(Collected data)
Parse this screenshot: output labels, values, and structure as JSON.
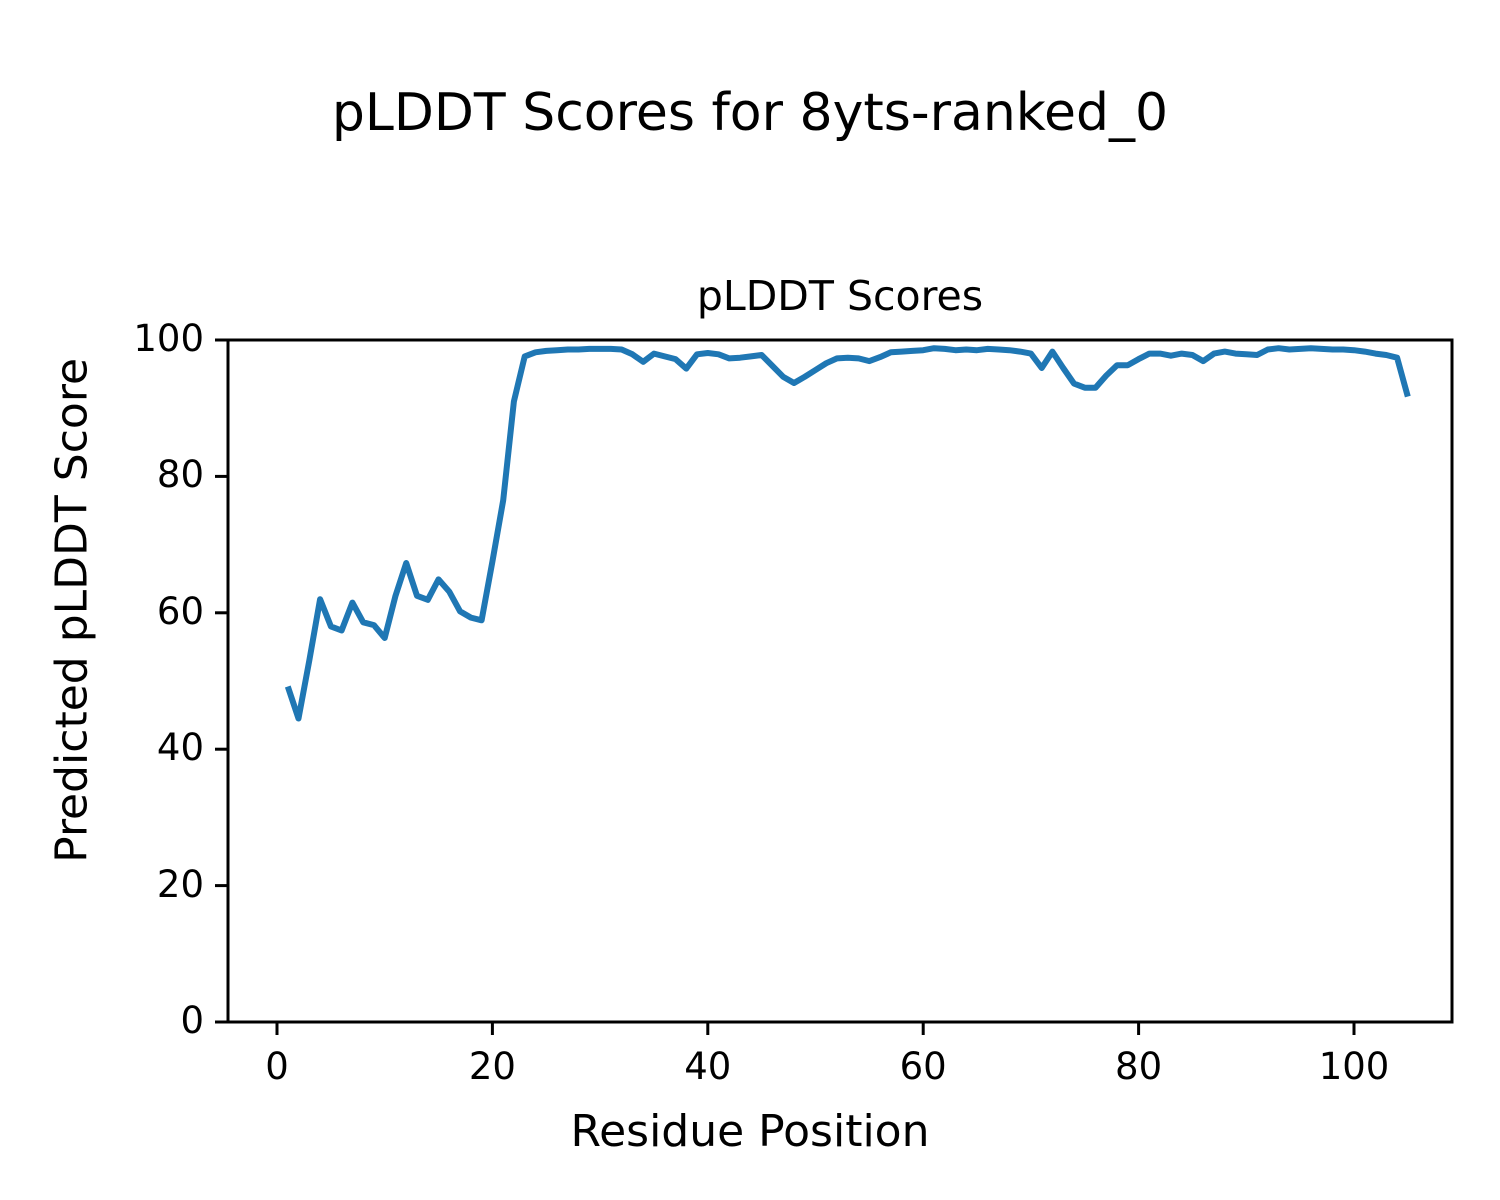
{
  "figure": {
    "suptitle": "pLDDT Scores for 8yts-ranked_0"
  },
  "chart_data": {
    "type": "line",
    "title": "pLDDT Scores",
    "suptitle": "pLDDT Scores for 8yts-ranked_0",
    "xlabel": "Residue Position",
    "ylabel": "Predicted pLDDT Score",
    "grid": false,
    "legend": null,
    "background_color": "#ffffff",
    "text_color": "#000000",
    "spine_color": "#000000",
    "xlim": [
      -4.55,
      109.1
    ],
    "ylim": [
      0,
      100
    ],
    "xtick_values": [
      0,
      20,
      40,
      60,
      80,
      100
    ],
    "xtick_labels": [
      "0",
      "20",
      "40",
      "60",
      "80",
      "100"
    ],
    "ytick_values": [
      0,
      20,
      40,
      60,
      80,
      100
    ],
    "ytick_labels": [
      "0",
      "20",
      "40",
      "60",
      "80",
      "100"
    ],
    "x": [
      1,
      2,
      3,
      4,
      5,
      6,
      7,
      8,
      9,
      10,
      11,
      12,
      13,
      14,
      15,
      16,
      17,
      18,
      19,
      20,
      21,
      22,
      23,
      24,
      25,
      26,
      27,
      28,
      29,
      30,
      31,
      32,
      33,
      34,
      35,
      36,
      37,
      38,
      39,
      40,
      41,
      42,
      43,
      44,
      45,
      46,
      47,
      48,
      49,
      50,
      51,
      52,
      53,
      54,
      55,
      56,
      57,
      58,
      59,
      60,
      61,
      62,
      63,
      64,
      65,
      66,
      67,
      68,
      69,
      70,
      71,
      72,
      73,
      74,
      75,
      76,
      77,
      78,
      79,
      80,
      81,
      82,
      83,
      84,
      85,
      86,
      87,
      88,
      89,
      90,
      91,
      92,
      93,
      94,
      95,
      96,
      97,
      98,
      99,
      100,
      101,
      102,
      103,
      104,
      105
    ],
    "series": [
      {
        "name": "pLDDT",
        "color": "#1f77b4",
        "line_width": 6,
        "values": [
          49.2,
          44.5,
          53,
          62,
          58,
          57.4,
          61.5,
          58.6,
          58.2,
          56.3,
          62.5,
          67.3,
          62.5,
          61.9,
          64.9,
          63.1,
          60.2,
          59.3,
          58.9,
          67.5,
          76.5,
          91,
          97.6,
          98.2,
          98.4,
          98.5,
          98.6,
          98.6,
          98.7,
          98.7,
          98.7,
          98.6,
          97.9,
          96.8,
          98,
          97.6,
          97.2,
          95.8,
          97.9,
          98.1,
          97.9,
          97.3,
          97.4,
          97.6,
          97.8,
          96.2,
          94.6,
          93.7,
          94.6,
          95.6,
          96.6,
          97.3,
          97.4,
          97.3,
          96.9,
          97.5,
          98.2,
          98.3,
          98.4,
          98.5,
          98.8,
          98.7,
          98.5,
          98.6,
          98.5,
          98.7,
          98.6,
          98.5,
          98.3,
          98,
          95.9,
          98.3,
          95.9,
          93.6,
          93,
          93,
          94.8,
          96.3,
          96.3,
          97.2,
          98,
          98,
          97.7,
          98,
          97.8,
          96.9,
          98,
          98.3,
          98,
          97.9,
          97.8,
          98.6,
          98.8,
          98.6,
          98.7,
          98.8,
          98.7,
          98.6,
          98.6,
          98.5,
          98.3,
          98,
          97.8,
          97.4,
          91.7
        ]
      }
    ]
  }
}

TASK PROMPT
Counting only lines of the data above that hold "suptitle", report the total and nothing else.

TASK SOLUTION
2